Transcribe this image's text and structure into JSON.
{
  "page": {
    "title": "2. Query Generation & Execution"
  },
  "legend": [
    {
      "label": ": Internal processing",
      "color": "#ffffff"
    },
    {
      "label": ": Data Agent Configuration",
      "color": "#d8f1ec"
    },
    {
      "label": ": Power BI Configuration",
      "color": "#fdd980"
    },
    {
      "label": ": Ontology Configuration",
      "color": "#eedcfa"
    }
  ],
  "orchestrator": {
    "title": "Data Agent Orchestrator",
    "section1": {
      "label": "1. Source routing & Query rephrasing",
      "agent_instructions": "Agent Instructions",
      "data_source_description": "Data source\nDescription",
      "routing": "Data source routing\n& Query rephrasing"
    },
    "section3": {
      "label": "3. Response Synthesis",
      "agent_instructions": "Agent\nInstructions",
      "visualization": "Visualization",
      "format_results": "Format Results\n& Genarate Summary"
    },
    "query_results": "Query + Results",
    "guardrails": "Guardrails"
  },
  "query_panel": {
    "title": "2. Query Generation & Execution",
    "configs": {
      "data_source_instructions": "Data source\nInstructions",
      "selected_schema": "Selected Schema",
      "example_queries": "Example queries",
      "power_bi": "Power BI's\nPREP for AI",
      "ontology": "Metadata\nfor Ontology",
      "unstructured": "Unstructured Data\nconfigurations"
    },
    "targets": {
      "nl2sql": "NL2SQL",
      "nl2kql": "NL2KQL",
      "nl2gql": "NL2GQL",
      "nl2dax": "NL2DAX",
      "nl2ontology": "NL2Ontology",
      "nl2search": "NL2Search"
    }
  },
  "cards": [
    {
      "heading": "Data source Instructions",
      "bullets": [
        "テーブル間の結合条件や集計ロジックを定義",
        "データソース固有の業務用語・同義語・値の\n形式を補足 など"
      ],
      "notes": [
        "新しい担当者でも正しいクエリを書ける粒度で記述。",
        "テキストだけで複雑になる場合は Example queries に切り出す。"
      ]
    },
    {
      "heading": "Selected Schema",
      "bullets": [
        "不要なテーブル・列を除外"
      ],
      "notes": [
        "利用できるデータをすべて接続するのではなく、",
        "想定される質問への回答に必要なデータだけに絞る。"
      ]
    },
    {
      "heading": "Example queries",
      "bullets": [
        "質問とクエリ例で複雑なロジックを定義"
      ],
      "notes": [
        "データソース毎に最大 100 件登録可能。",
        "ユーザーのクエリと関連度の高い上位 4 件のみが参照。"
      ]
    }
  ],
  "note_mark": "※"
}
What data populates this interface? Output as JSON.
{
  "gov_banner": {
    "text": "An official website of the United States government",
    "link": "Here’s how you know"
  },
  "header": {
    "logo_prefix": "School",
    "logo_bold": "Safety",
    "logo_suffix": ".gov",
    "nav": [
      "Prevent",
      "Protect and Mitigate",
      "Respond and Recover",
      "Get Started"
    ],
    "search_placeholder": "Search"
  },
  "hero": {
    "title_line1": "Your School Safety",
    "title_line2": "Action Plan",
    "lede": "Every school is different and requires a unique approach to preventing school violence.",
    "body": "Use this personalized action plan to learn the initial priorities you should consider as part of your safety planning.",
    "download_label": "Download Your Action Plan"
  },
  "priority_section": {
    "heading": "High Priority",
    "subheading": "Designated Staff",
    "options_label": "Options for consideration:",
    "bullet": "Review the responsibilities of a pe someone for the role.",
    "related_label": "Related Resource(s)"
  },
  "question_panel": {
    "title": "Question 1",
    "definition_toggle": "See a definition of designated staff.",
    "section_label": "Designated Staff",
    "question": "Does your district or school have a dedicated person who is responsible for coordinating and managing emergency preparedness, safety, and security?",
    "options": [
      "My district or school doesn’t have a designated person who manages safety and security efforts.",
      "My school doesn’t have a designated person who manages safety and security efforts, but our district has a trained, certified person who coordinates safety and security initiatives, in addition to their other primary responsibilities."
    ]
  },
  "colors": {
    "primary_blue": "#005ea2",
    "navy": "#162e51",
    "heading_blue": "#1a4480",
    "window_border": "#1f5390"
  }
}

· · · · · · ·

Only lines with the string "district" belong in your answer; copy each one.

    "question": "Does your district or school have a dedicated person who is responsible for coordinating and managing emergency preparedness, safety, and security?",
      "My district or school doesn’t have a designated person who manages safety and security efforts.",
      "My school doesn’t have a designated person who manages safety and security efforts, but our district has a trained, certified person who coordinates safety and security initiatives, in addition to their other primary responsibilities."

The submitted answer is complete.